[Begin RECORDS FOR THE TASK]

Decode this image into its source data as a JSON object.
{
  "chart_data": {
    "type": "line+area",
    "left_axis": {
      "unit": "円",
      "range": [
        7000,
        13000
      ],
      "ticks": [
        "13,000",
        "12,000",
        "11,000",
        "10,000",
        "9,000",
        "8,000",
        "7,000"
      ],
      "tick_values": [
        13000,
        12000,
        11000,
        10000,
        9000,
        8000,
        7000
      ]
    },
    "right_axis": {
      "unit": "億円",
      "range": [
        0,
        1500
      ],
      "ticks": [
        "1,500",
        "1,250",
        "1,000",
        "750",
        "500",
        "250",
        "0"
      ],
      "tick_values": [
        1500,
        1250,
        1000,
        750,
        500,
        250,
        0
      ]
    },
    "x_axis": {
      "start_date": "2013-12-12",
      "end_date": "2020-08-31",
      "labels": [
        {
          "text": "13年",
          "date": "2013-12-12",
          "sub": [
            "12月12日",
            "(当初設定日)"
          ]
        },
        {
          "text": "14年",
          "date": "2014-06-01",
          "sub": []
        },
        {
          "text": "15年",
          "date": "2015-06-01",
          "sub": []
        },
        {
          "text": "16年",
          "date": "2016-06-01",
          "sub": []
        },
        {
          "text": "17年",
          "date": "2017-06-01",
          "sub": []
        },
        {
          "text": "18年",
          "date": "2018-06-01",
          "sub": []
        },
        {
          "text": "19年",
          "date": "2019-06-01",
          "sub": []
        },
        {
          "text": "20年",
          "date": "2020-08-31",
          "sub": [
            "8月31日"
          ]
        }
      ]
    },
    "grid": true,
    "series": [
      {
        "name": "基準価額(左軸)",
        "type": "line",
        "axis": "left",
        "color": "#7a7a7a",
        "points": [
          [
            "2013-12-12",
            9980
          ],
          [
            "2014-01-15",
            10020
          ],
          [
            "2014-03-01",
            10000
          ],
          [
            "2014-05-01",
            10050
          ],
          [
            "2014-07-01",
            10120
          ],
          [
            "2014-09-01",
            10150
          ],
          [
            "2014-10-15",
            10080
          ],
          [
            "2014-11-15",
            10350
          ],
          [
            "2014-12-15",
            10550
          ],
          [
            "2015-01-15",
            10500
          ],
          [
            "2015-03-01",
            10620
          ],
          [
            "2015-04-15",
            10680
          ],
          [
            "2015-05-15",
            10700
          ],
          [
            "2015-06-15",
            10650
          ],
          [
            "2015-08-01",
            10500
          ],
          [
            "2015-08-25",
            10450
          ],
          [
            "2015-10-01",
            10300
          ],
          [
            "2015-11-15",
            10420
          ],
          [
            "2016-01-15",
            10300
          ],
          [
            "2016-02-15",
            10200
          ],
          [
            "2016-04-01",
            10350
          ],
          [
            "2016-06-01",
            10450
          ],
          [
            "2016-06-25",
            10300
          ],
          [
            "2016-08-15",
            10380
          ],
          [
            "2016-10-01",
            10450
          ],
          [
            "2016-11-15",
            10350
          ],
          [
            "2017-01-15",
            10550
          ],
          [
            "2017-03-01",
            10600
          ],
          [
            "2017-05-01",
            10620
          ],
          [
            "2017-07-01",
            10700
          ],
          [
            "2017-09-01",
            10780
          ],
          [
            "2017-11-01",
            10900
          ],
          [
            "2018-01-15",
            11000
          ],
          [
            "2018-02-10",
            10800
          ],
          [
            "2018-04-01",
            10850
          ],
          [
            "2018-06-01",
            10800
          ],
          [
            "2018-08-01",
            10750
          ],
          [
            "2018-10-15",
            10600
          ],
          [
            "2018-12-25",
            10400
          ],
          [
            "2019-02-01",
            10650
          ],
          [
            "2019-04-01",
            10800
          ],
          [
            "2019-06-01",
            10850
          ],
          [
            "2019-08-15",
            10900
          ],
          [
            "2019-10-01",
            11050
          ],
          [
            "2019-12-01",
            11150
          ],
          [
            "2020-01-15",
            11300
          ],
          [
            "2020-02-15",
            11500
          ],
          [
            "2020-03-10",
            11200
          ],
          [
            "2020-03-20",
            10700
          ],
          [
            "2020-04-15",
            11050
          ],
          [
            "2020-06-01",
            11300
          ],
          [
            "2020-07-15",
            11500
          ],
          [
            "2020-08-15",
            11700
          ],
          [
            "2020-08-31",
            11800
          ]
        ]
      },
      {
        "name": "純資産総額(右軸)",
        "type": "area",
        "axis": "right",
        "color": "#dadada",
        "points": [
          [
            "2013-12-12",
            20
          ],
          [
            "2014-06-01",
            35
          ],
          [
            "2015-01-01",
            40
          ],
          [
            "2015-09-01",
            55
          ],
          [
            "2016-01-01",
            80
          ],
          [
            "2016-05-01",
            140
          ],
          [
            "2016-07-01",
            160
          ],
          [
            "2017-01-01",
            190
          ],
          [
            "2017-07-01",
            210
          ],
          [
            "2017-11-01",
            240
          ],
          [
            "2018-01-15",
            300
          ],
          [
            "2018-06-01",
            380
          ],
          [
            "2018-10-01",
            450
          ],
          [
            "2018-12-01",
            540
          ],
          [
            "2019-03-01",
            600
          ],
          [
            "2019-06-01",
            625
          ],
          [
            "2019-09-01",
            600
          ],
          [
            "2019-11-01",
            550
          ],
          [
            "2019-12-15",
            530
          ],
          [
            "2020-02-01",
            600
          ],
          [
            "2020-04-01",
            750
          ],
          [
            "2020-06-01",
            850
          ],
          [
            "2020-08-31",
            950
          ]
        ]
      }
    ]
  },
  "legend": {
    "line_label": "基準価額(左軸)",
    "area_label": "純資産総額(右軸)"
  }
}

[End RECORDS FOR THE TASK]

## WORK TO DO
All of the entries should be written out again exactly.

## EXPECTED OUTPUT
Decode this image into its source data as a JSON object.
{
  "chart_data": {
    "type": "line+area",
    "left_axis": {
      "unit": "円",
      "range": [
        7000,
        13000
      ],
      "ticks": [
        "13,000",
        "12,000",
        "11,000",
        "10,000",
        "9,000",
        "8,000",
        "7,000"
      ],
      "tick_values": [
        13000,
        12000,
        11000,
        10000,
        9000,
        8000,
        7000
      ]
    },
    "right_axis": {
      "unit": "億円",
      "range": [
        0,
        1500
      ],
      "ticks": [
        "1,500",
        "1,250",
        "1,000",
        "750",
        "500",
        "250",
        "0"
      ],
      "tick_values": [
        1500,
        1250,
        1000,
        750,
        500,
        250,
        0
      ]
    },
    "x_axis": {
      "start_date": "2013-12-12",
      "end_date": "2020-08-31",
      "labels": [
        {
          "text": "13年",
          "date": "2013-12-12",
          "sub": [
            "12月12日",
            "(当初設定日)"
          ]
        },
        {
          "text": "14年",
          "date": "2014-06-01",
          "sub": []
        },
        {
          "text": "15年",
          "date": "2015-06-01",
          "sub": []
        },
        {
          "text": "16年",
          "date": "2016-06-01",
          "sub": []
        },
        {
          "text": "17年",
          "date": "2017-06-01",
          "sub": []
        },
        {
          "text": "18年",
          "date": "2018-06-01",
          "sub": []
        },
        {
          "text": "19年",
          "date": "2019-06-01",
          "sub": []
        },
        {
          "text": "20年",
          "date": "2020-08-31",
          "sub": [
            "8月31日"
          ]
        }
      ]
    },
    "grid": true,
    "series": [
      {
        "name": "基準価額(左軸)",
        "type": "line",
        "axis": "left",
        "color": "#7a7a7a",
        "points": [
          [
            "2013-12-12",
            9980
          ],
          [
            "2014-01-15",
            10020
          ],
          [
            "2014-03-01",
            10000
          ],
          [
            "2014-05-01",
            10050
          ],
          [
            "2014-07-01",
            10120
          ],
          [
            "2014-09-01",
            10150
          ],
          [
            "2014-10-15",
            10080
          ],
          [
            "2014-11-15",
            10350
          ],
          [
            "2014-12-15",
            10550
          ],
          [
            "2015-01-15",
            10500
          ],
          [
            "2015-03-01",
            10620
          ],
          [
            "2015-04-15",
            10680
          ],
          [
            "2015-05-15",
            10700
          ],
          [
            "2015-06-15",
            10650
          ],
          [
            "2015-08-01",
            10500
          ],
          [
            "2015-08-25",
            10450
          ],
          [
            "2015-10-01",
            10300
          ],
          [
            "2015-11-15",
            10420
          ],
          [
            "2016-01-15",
            10300
          ],
          [
            "2016-02-15",
            10200
          ],
          [
            "2016-04-01",
            10350
          ],
          [
            "2016-06-01",
            10450
          ],
          [
            "2016-06-25",
            10300
          ],
          [
            "2016-08-15",
            10380
          ],
          [
            "2016-10-01",
            10450
          ],
          [
            "2016-11-15",
            10350
          ],
          [
            "2017-01-15",
            10550
          ],
          [
            "2017-03-01",
            10600
          ],
          [
            "2017-05-01",
            10620
          ],
          [
            "2017-07-01",
            10700
          ],
          [
            "2017-09-01",
            10780
          ],
          [
            "2017-11-01",
            10900
          ],
          [
            "2018-01-15",
            11000
          ],
          [
            "2018-02-10",
            10800
          ],
          [
            "2018-04-01",
            10850
          ],
          [
            "2018-06-01",
            10800
          ],
          [
            "2018-08-01",
            10750
          ],
          [
            "2018-10-15",
            10600
          ],
          [
            "2018-12-25",
            10400
          ],
          [
            "2019-02-01",
            10650
          ],
          [
            "2019-04-01",
            10800
          ],
          [
            "2019-06-01",
            10850
          ],
          [
            "2019-08-15",
            10900
          ],
          [
            "2019-10-01",
            11050
          ],
          [
            "2019-12-01",
            11150
          ],
          [
            "2020-01-15",
            11300
          ],
          [
            "2020-02-15",
            11500
          ],
          [
            "2020-03-10",
            11200
          ],
          [
            "2020-03-20",
            10700
          ],
          [
            "2020-04-15",
            11050
          ],
          [
            "2020-06-01",
            11300
          ],
          [
            "2020-07-15",
            11500
          ],
          [
            "2020-08-15",
            11700
          ],
          [
            "2020-08-31",
            11800
          ]
        ]
      },
      {
        "name": "純資産総額(右軸)",
        "type": "area",
        "axis": "right",
        "color": "#dadada",
        "points": [
          [
            "2013-12-12",
            20
          ],
          [
            "2014-06-01",
            35
          ],
          [
            "2015-01-01",
            40
          ],
          [
            "2015-09-01",
            55
          ],
          [
            "2016-01-01",
            80
          ],
          [
            "2016-05-01",
            140
          ],
          [
            "2016-07-01",
            160
          ],
          [
            "2017-01-01",
            190
          ],
          [
            "2017-07-01",
            210
          ],
          [
            "2017-11-01",
            240
          ],
          [
            "2018-01-15",
            300
          ],
          [
            "2018-06-01",
            380
          ],
          [
            "2018-10-01",
            450
          ],
          [
            "2018-12-01",
            540
          ],
          [
            "2019-03-01",
            600
          ],
          [
            "2019-06-01",
            625
          ],
          [
            "2019-09-01",
            600
          ],
          [
            "2019-11-01",
            550
          ],
          [
            "2019-12-15",
            530
          ],
          [
            "2020-02-01",
            600
          ],
          [
            "2020-04-01",
            750
          ],
          [
            "2020-06-01",
            850
          ],
          [
            "2020-08-31",
            950
          ]
        ]
      }
    ]
  },
  "legend": {
    "line_label": "基準価額(左軸)",
    "area_label": "純資産総額(右軸)"
  }
}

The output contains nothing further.